> Problem requirements:
Your task is to transcribe all of the data below exactly, omitting the images.

> Records for this task:
* * * * *

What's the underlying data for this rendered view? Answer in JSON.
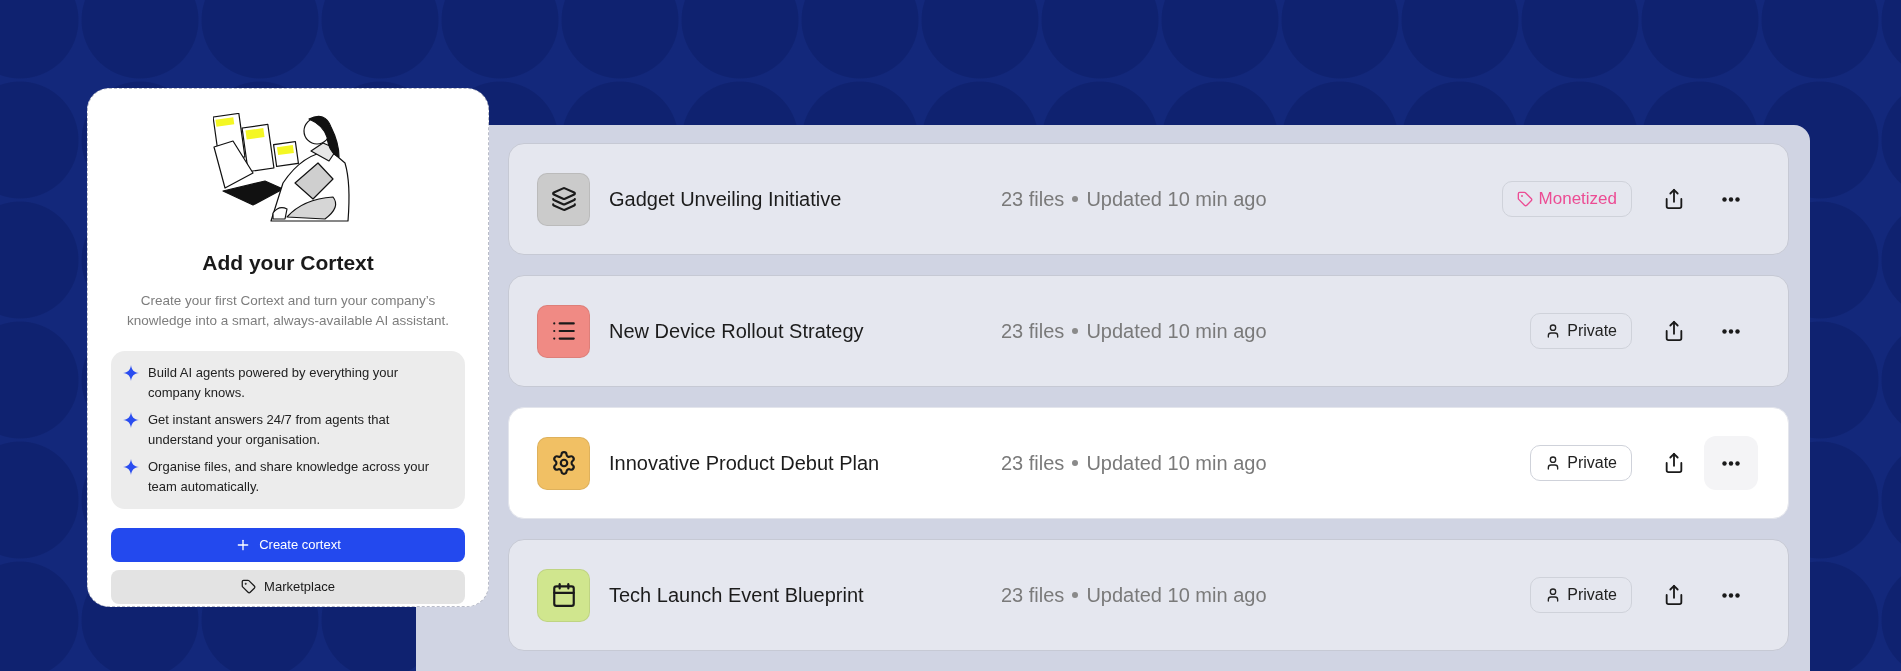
{
  "intro_card": {
    "title": "Add your Cortext",
    "description": "Create your first Cortext and turn your company’s knowledge into a smart, always-available AI assistant.",
    "features": [
      "Build AI agents powered by everything your company knows.",
      "Get instant answers 24/7 from agents that understand your organisation.",
      "Organise files, and share knowledge across your team automatically."
    ],
    "primary_button": "Create cortext",
    "secondary_button": "Marketplace"
  },
  "cortexts": [
    {
      "name": "Gadget Unveiling Initiative",
      "kind": "layers",
      "color": "#cbcbcb",
      "files": "23 files",
      "updated": "Updated 10 min ago",
      "badge": {
        "kind": "monetized",
        "label": "Monetized"
      },
      "selected": false
    },
    {
      "name": "New Device Rollout Strategy",
      "kind": "list",
      "color": "#f08a84",
      "files": "23 files",
      "updated": "Updated 10 min ago",
      "badge": {
        "kind": "private",
        "label": "Private"
      },
      "selected": false
    },
    {
      "name": "Innovative Product Debut Plan",
      "kind": "gear",
      "color": "#f1c064",
      "files": "23 files",
      "updated": "Updated 10 min ago",
      "badge": {
        "kind": "private",
        "label": "Private"
      },
      "selected": true
    },
    {
      "name": "Tech Launch Event Blueprint",
      "kind": "calendar",
      "color": "#d0e68e",
      "files": "23 files",
      "updated": "Updated 10 min ago",
      "badge": {
        "kind": "private",
        "label": "Private"
      },
      "selected": false
    }
  ]
}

* * * * *

> Solution to the problem:
What's the underlying data for this rendered view? Answer in JSON.
{
  "intro_card": {
    "title": "Add your Cortext",
    "description": "Create your first Cortext and turn your company’s knowledge into a smart, always-available AI assistant.",
    "features": [
      "Build AI agents powered by everything your company knows.",
      "Get instant answers 24/7 from agents that understand your organisation.",
      "Organise files, and share knowledge across your team automatically."
    ],
    "primary_button": "Create cortext",
    "secondary_button": "Marketplace"
  },
  "cortexts": [
    {
      "name": "Gadget Unveiling Initiative",
      "kind": "layers",
      "color": "#cbcbcb",
      "files": "23 files",
      "updated": "Updated 10 min ago",
      "badge": {
        "kind": "monetized",
        "label": "Monetized"
      },
      "selected": false
    },
    {
      "name": "New Device Rollout Strategy",
      "kind": "list",
      "color": "#f08a84",
      "files": "23 files",
      "updated": "Updated 10 min ago",
      "badge": {
        "kind": "private",
        "label": "Private"
      },
      "selected": false
    },
    {
      "name": "Innovative Product Debut Plan",
      "kind": "gear",
      "color": "#f1c064",
      "files": "23 files",
      "updated": "Updated 10 min ago",
      "badge": {
        "kind": "private",
        "label": "Private"
      },
      "selected": true
    },
    {
      "name": "Tech Launch Event Blueprint",
      "kind": "calendar",
      "color": "#d0e68e",
      "files": "23 files",
      "updated": "Updated 10 min ago",
      "badge": {
        "kind": "private",
        "label": "Private"
      },
      "selected": false
    }
  ]
}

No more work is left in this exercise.